### Stated problem
Check each line of the entries below for the string "Hello" and state how many lines have it, with no other text.

### Task input
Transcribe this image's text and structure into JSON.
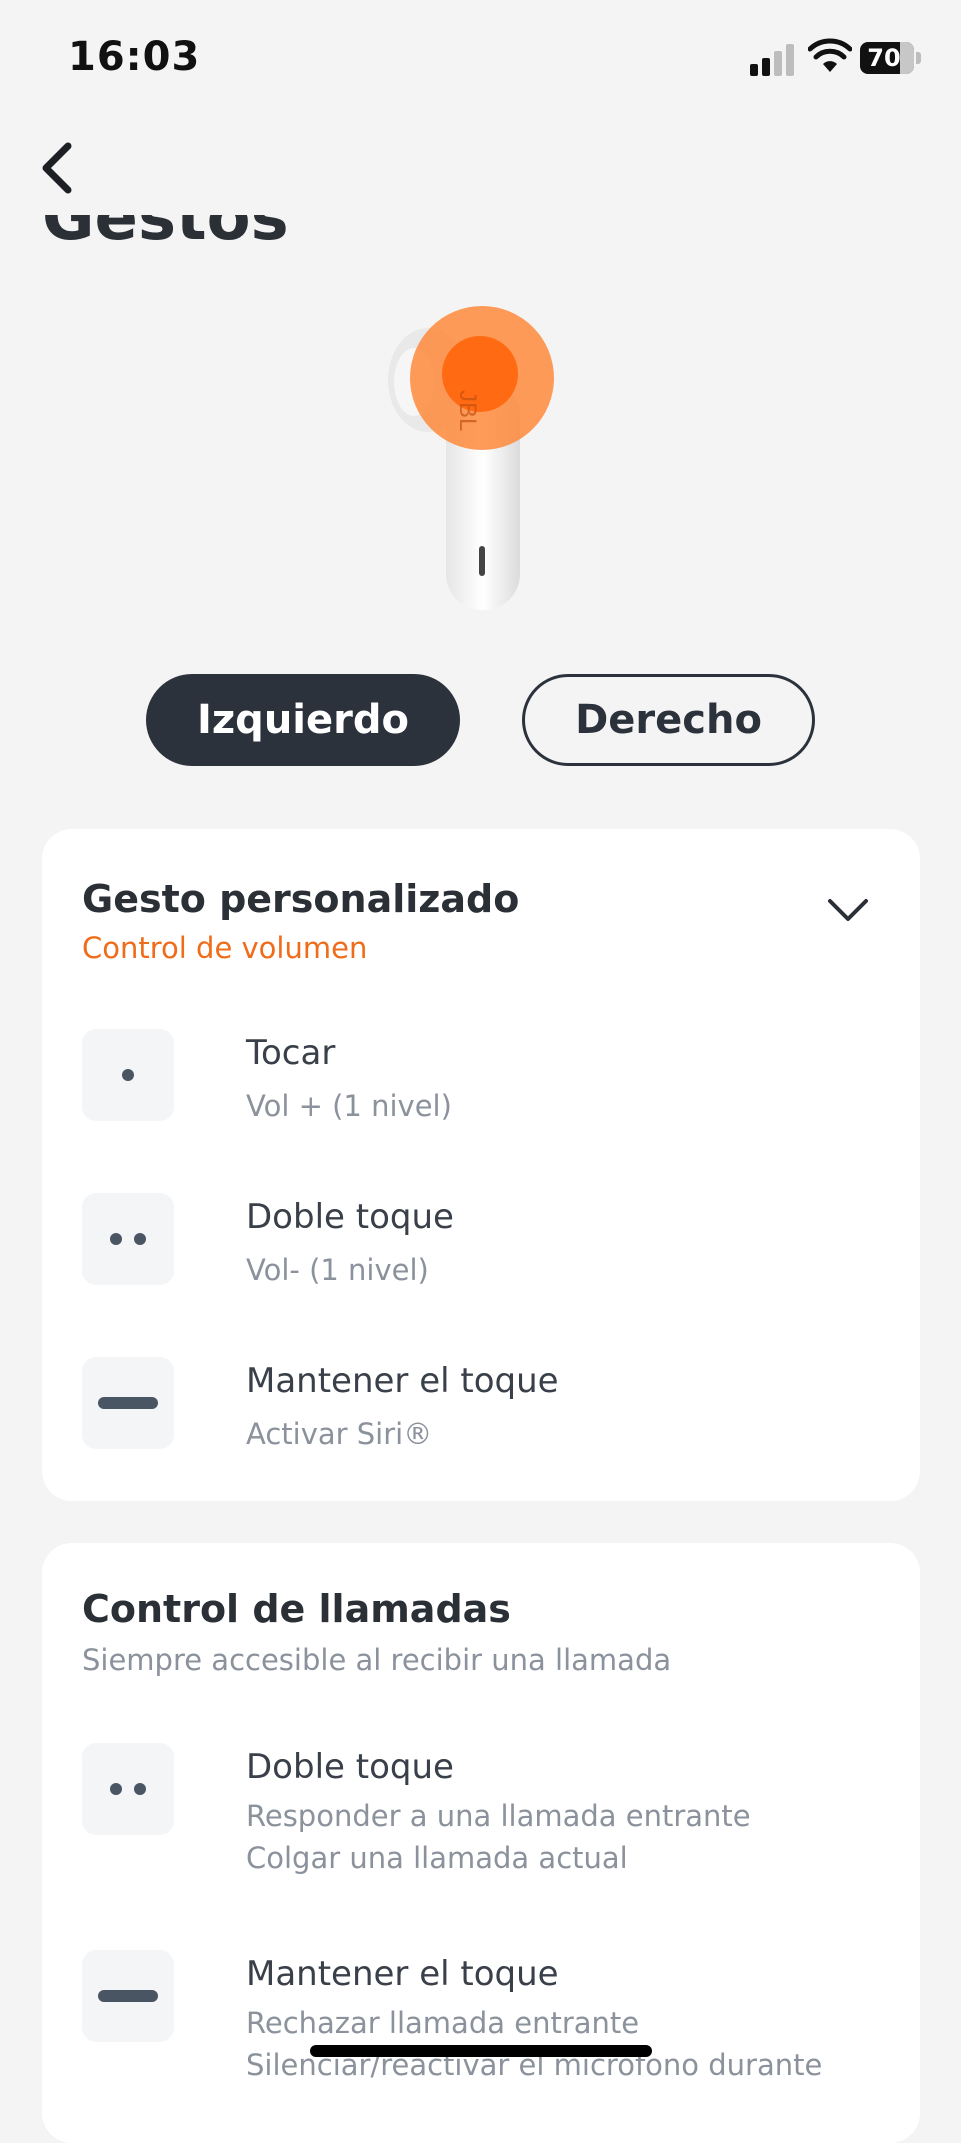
{
  "status_bar": {
    "time": "16:03",
    "battery": "70"
  },
  "header": {
    "title": "Gestos",
    "back_icon": "chevron-left-icon"
  },
  "earbud": {
    "brand": "JBL",
    "highlight_color": "#ff6a13"
  },
  "side_toggle": {
    "left_label": "Izquierdo",
    "right_label": "Derecho",
    "selected": "Izquierdo"
  },
  "custom_gesture": {
    "title": "Gesto personalizado",
    "subtitle": "Control de volumen",
    "subtitle_color": "#ef6c1a",
    "expand_icon": "chevron-down-icon",
    "rows": [
      {
        "icon": "single-tap-icon",
        "title": "Tocar",
        "lines": [
          "Vol + (1 nivel)"
        ]
      },
      {
        "icon": "double-tap-icon",
        "title": "Doble toque",
        "lines": [
          "Vol- (1 nivel)"
        ]
      },
      {
        "icon": "hold-icon",
        "title": "Mantener el toque",
        "lines": [
          "Activar Siri®"
        ]
      }
    ]
  },
  "call_control": {
    "title": "Control de llamadas",
    "subtitle": "Siempre accesible al recibir una llamada",
    "rows": [
      {
        "icon": "double-tap-icon",
        "title": "Doble toque",
        "lines": [
          "Responder a una llamada entrante",
          "Colgar una llamada actual"
        ]
      },
      {
        "icon": "hold-icon",
        "title": "Mantener el toque",
        "lines": [
          "Rechazar llamada entrante",
          "Silenciar/reactivar el micrófono durante"
        ]
      }
    ]
  }
}
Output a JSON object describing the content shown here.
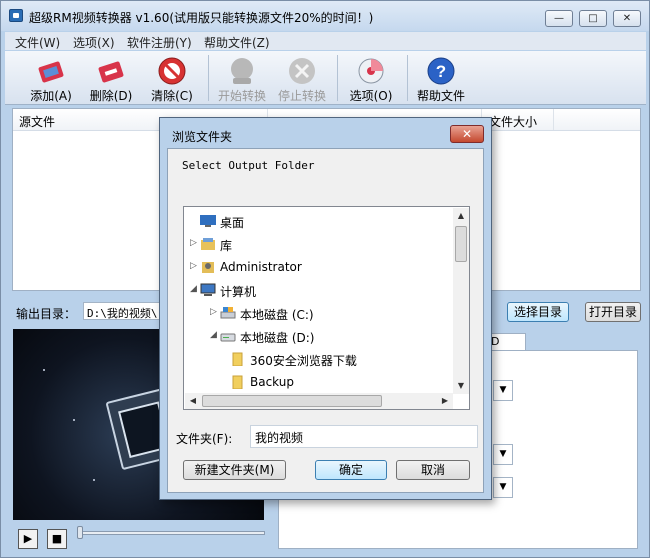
{
  "window": {
    "title": "超级RM视频转换器 v1.60(试用版只能转换源文件20%的时间！)",
    "minimize_glyph": "—",
    "maximize_glyph": "□",
    "close_glyph": "✕"
  },
  "menu": [
    "文件(W)",
    "选项(X)",
    "软件注册(Y)",
    "帮助文件(Z)"
  ],
  "toolbar": {
    "add": "添加(A)",
    "delete": "删除(D)",
    "clear": "清除(C)",
    "start": "开始转换",
    "stop": "停止转换",
    "options": "选项(O)",
    "help": "帮助文件"
  },
  "filelist": {
    "columns": [
      "源文件",
      "文件大小"
    ]
  },
  "output": {
    "label": "输出目录：",
    "value": "D:\\我的视频\\",
    "choose_button": "选择目录",
    "open_button": "打开目录"
  },
  "panel": {
    "tab_fragment": "D"
  },
  "player": {
    "play_glyph": "▶",
    "stop_glyph": "■"
  },
  "dialog": {
    "title": "浏览文件夹",
    "close_glyph": "✕",
    "prompt": "Select Output Folder",
    "tree": [
      {
        "label": "桌面",
        "expander": "",
        "icon": "desktop-icon"
      },
      {
        "label": "库",
        "expander": "▷",
        "icon": "library-icon"
      },
      {
        "label": "Administrator",
        "expander": "▷",
        "icon": "user-icon"
      },
      {
        "label": "计算机",
        "expander": "◢",
        "icon": "computer-icon"
      },
      {
        "label": "本地磁盘 (C:)",
        "expander": "▷",
        "icon": "drive-icon"
      },
      {
        "label": "本地磁盘 (D:)",
        "expander": "◢",
        "icon": "drive-icon"
      },
      {
        "label": "360安全浏览器下载",
        "expander": "",
        "icon": "folder-icon"
      },
      {
        "label": "Backup",
        "expander": "",
        "icon": "folder-icon"
      }
    ],
    "folder_label": "文件夹(F):",
    "folder_value": "我的视频",
    "new_folder_button": "新建文件夹(M)",
    "ok_button": "确定",
    "cancel_button": "取消"
  }
}
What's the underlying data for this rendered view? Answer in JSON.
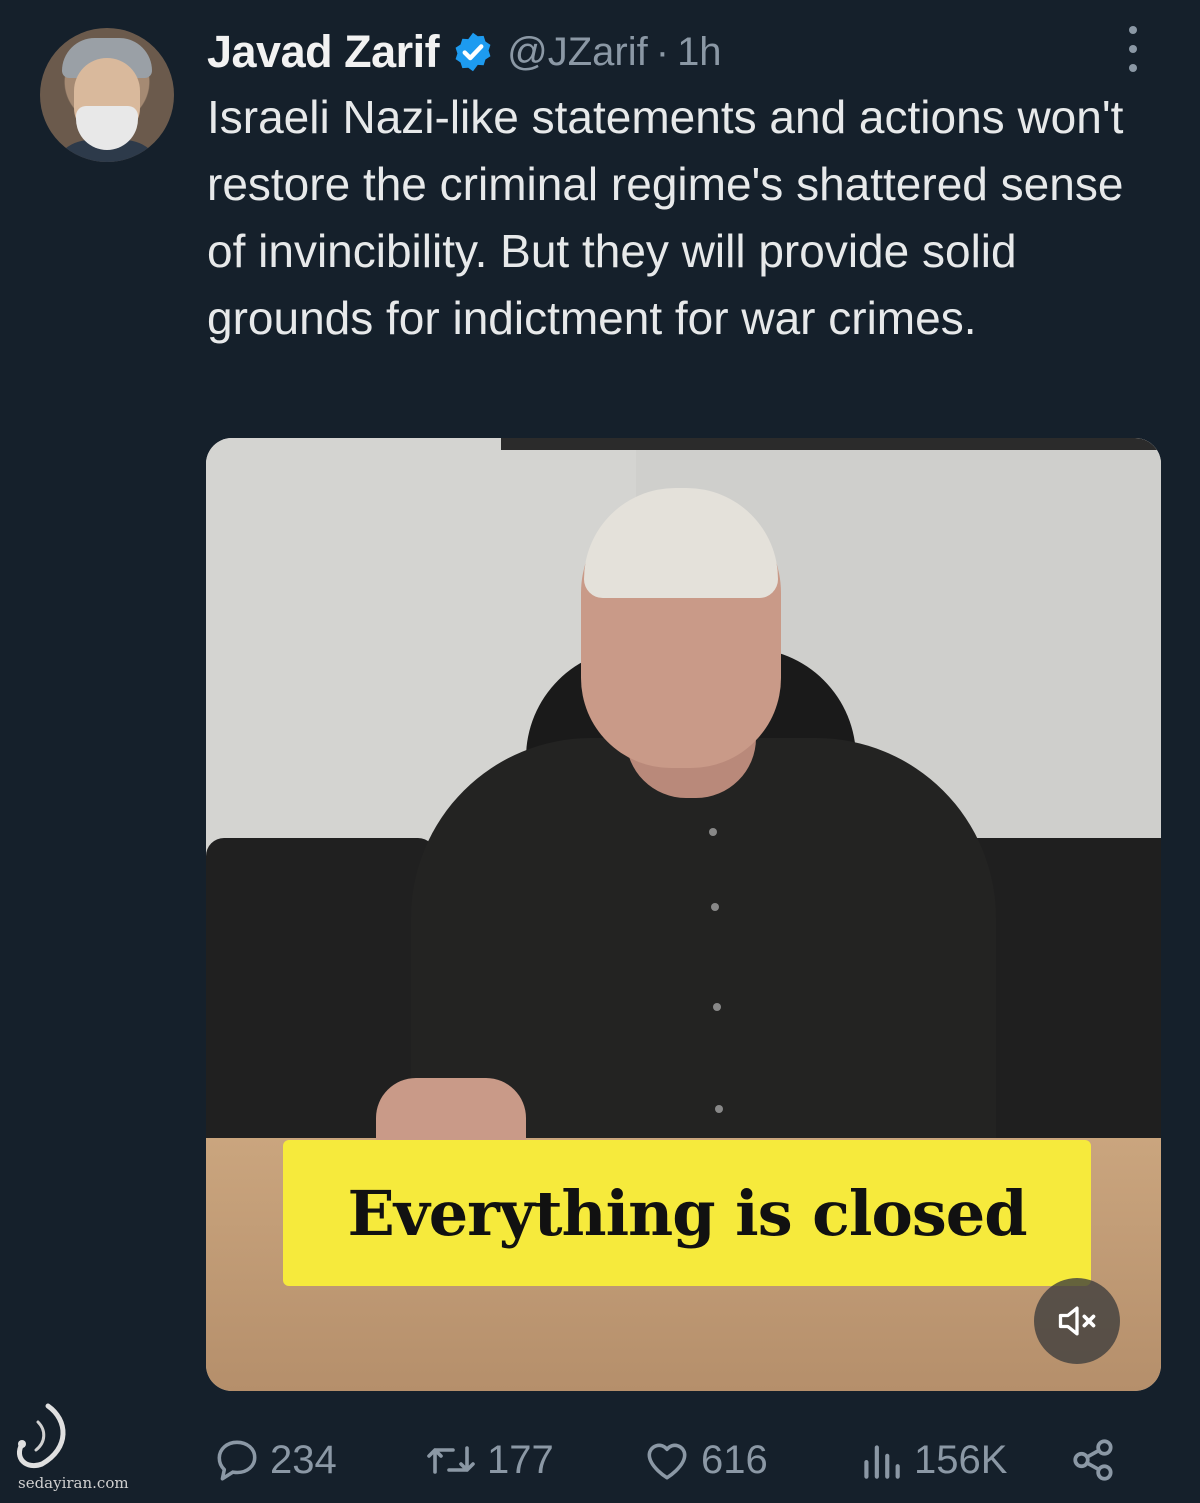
{
  "tweet": {
    "author_name": "Javad Zarif",
    "handle": "@JZarif",
    "separator": "·",
    "time": "1h",
    "text": "Israeli Nazi-like statements and actions won't restore the criminal regime's shattered sense of invincibility. But they will provide solid grounds for indictment for war crimes."
  },
  "media": {
    "caption": "Everything is closed"
  },
  "actions": {
    "replies": "234",
    "retweets": "177",
    "likes": "616",
    "views": "156K"
  },
  "watermark": {
    "text": "sedayiran.com"
  },
  "colors": {
    "background": "#15202b",
    "verified": "#1d9bf0",
    "caption_bg": "#f6ea3c",
    "muted_text": "#8b98a5"
  }
}
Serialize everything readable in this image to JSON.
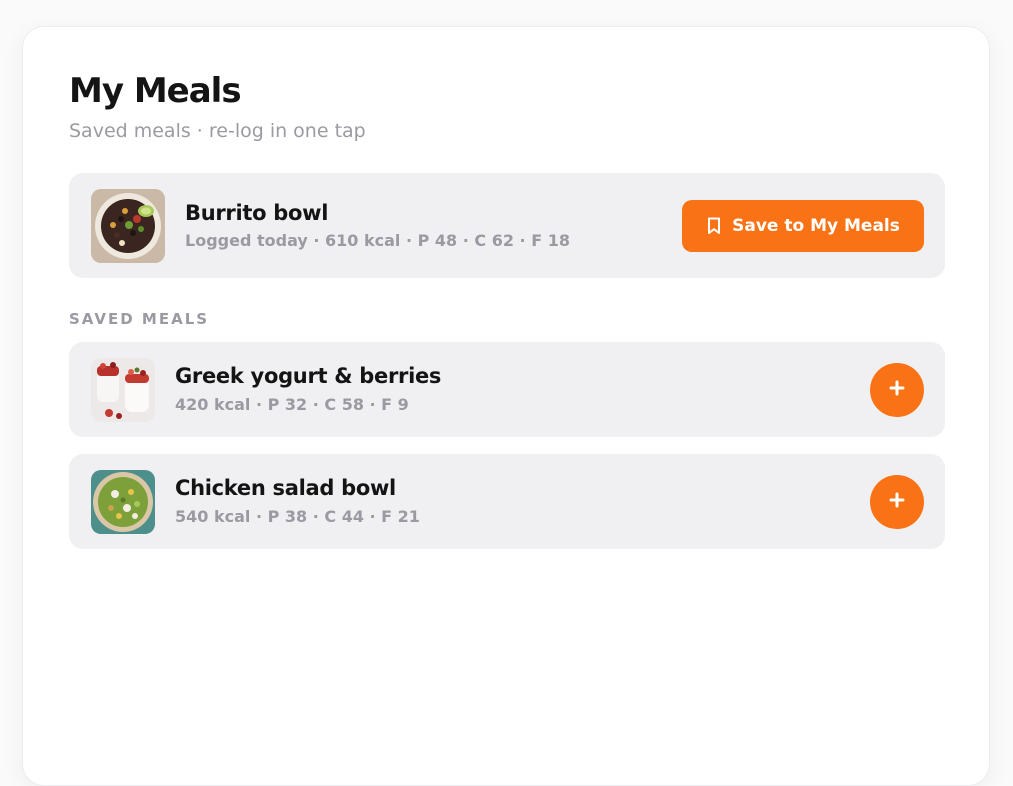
{
  "header": {
    "title": "My Meals",
    "subtitle": "Saved meals · re-log in one tap"
  },
  "featured": {
    "name": "Burrito bowl",
    "meta": "Logged today · 610 kcal · P 48 · C 62 · F 18",
    "save_label": "Save to My Meals",
    "icon": "bookmark-icon"
  },
  "saved_section": {
    "label": "SAVED MEALS"
  },
  "saved_meals": [
    {
      "name": "Greek yogurt & berries",
      "meta": "420 kcal · P 32 · C 58 · F 9",
      "action_icon": "plus-icon"
    },
    {
      "name": "Chicken salad bowl",
      "meta": "540 kcal · P 38 · C 44 · F 21",
      "action_icon": "plus-icon"
    }
  ],
  "colors": {
    "accent": "#f97316",
    "card_bg": "#f0f0f2",
    "muted_text": "#9a9aa2",
    "primary_text": "#141414"
  }
}
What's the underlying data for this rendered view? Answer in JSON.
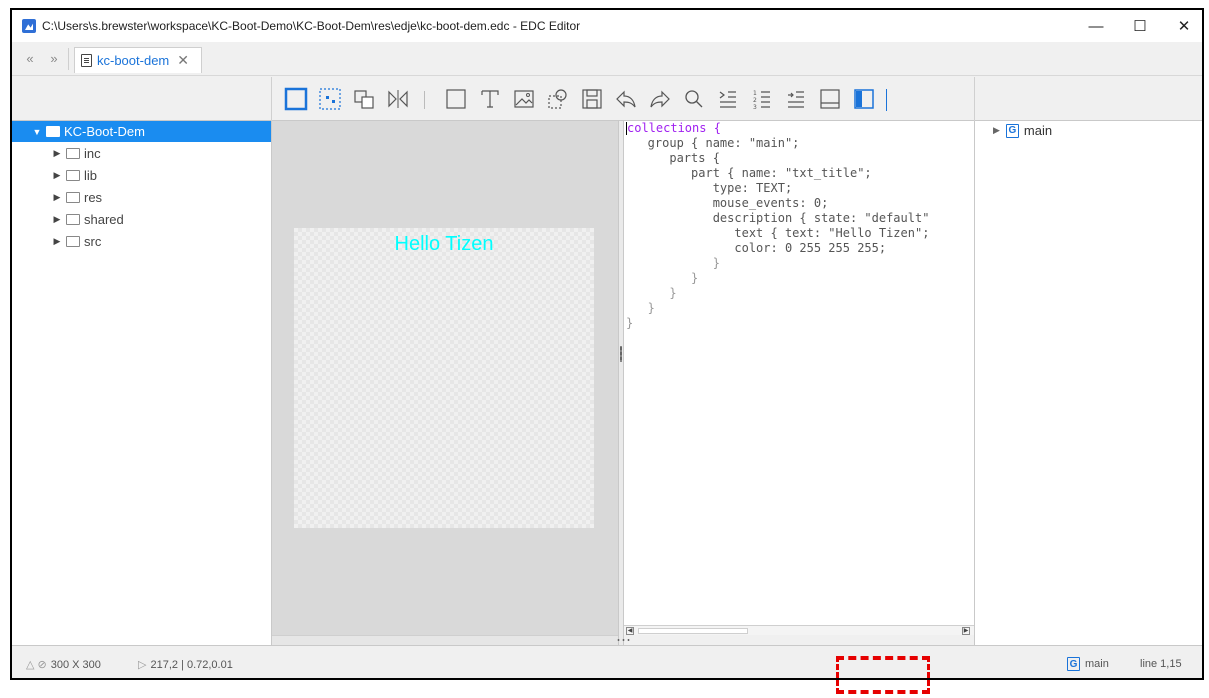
{
  "window": {
    "title": "C:\\Users\\s.brewster\\workspace\\KC-Boot-Demo\\KC-Boot-Dem\\res\\edje\\kc-boot-dem.edc - EDC Editor",
    "minimize": "—",
    "maximize": "☐",
    "close": "✕"
  },
  "tabbar": {
    "back": "«",
    "forward": "»",
    "tab_label": "kc-boot-dem",
    "tab_close": "✕"
  },
  "toolbar": {
    "icons": [
      "rect-select-icon",
      "part-select-icon",
      "layers-icon",
      "mirror-icon",
      "rectangle-part-icon",
      "text-part-icon",
      "image-part-icon",
      "spacer-part-icon",
      "save-icon",
      "undo-icon",
      "redo-icon",
      "find-icon",
      "wrap-icon",
      "line-numbers-icon",
      "indent-icon",
      "split-horizontal-icon",
      "split-vertical-icon"
    ]
  },
  "project_tree": {
    "root": "KC-Boot-Dem",
    "items": [
      "inc",
      "lib",
      "res",
      "shared",
      "src"
    ]
  },
  "preview": {
    "text": "Hello Tizen",
    "text_color": "#00ffff"
  },
  "code": {
    "lines": [
      "collections {",
      "   group { name: \"main\";",
      "      parts {",
      "         part { name: \"txt_title\";",
      "            type: TEXT;",
      "            mouse_events: 0;",
      "            description { state: \"default\"",
      "               text { text: \"Hello Tizen\";",
      "               color: 0 255 255 255;",
      "            }",
      "         }",
      "      }",
      "   }",
      "}"
    ]
  },
  "outline": {
    "item": "main"
  },
  "status": {
    "size": "300 X 300",
    "position": "217,2 | 0.72,0.01",
    "group": "main",
    "line": "line 1,15"
  },
  "colors": {
    "selection": "#1a8cf0",
    "accent": "#1a73d9",
    "highlight": "#e60000"
  }
}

### Result
2